■ DATA LISTING ■
┄┄┄┄┄┄┄┄┄┄┄┄┄┄┄┄┄┄┄┄

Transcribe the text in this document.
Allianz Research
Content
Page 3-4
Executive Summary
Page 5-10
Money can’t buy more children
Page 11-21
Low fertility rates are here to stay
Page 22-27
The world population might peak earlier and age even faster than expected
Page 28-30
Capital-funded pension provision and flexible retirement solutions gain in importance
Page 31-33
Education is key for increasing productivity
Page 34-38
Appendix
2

┄┄┄┄┄┄┄┄┄┄┄┄┄┄┄┄┄┄┄┄

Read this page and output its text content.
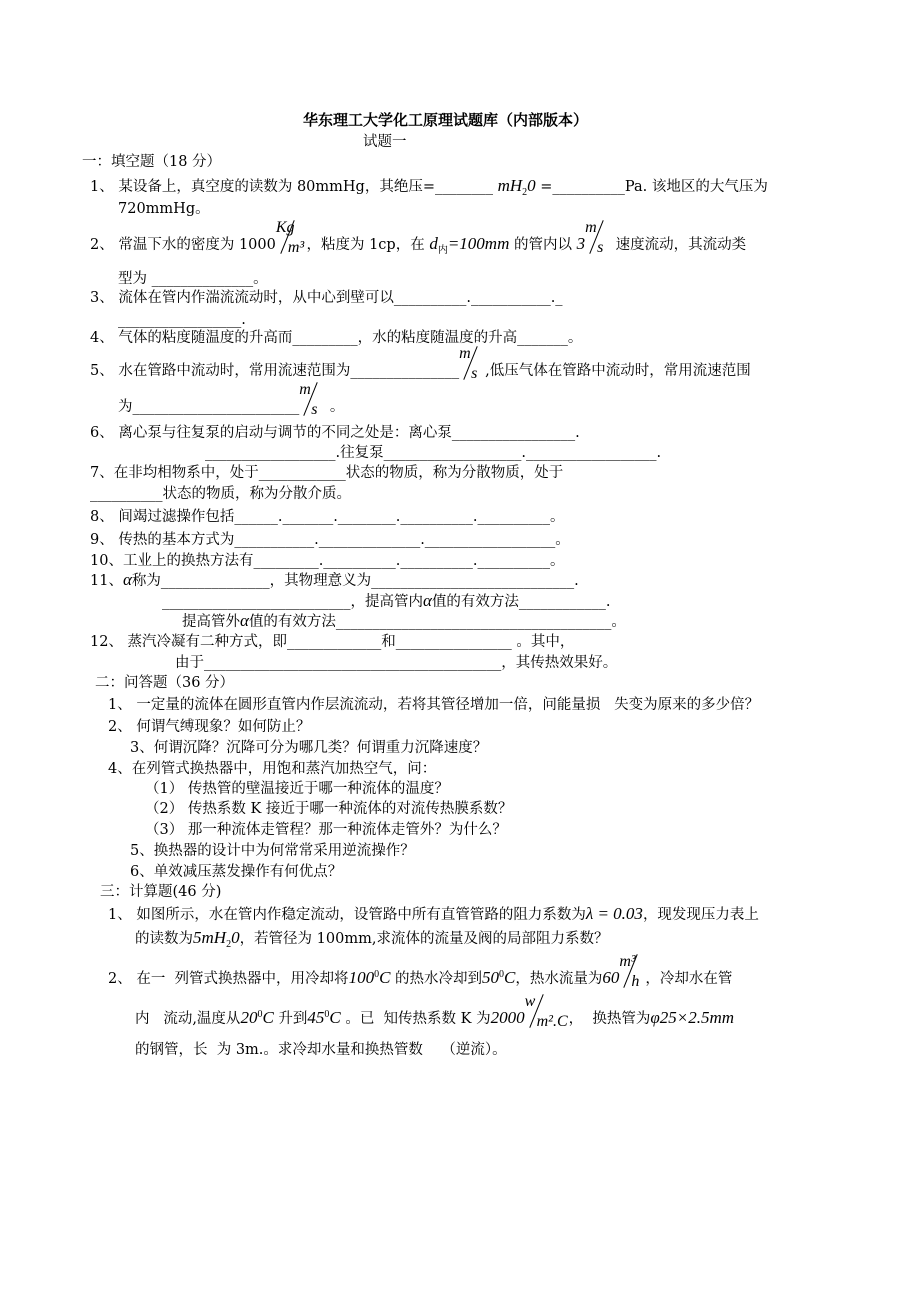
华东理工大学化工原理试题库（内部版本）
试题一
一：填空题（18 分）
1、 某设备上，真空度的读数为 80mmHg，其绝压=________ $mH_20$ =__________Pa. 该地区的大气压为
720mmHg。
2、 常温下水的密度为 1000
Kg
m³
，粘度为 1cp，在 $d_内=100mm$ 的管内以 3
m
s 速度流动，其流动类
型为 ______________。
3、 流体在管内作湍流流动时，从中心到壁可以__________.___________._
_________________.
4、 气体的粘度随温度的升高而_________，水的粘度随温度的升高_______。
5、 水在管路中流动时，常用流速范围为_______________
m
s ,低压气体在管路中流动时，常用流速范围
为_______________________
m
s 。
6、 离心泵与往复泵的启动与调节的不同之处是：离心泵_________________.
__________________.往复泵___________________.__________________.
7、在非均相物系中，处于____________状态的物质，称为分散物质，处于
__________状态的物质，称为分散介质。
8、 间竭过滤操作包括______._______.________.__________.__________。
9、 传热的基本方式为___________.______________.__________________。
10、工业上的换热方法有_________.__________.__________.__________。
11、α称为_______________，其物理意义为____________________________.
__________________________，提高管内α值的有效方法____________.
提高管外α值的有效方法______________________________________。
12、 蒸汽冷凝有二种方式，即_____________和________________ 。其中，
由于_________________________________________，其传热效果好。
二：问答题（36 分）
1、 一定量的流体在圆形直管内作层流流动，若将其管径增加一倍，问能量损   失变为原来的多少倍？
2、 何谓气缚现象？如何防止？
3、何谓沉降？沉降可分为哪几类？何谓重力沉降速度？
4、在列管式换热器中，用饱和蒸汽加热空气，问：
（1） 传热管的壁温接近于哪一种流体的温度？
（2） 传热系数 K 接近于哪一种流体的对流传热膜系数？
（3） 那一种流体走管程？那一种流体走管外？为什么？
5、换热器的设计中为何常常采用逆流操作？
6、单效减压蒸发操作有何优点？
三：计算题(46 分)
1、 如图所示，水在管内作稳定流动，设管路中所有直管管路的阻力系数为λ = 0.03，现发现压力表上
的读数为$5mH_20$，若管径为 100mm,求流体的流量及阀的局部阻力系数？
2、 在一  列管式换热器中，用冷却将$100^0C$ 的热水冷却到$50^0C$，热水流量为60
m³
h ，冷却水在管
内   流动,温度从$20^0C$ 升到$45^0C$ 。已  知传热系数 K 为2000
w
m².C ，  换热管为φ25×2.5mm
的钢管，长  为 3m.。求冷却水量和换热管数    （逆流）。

┄┄┄┄┄┄┄┄┄┄┄┄┄┄┄┄┄┄┄┄

■ PROMPT ■
Pull out every line of the records above that contains the word "this".

■ ANSWER FOR THE TASK ■
Transcribe the text in this document.
Read this page and output its text content.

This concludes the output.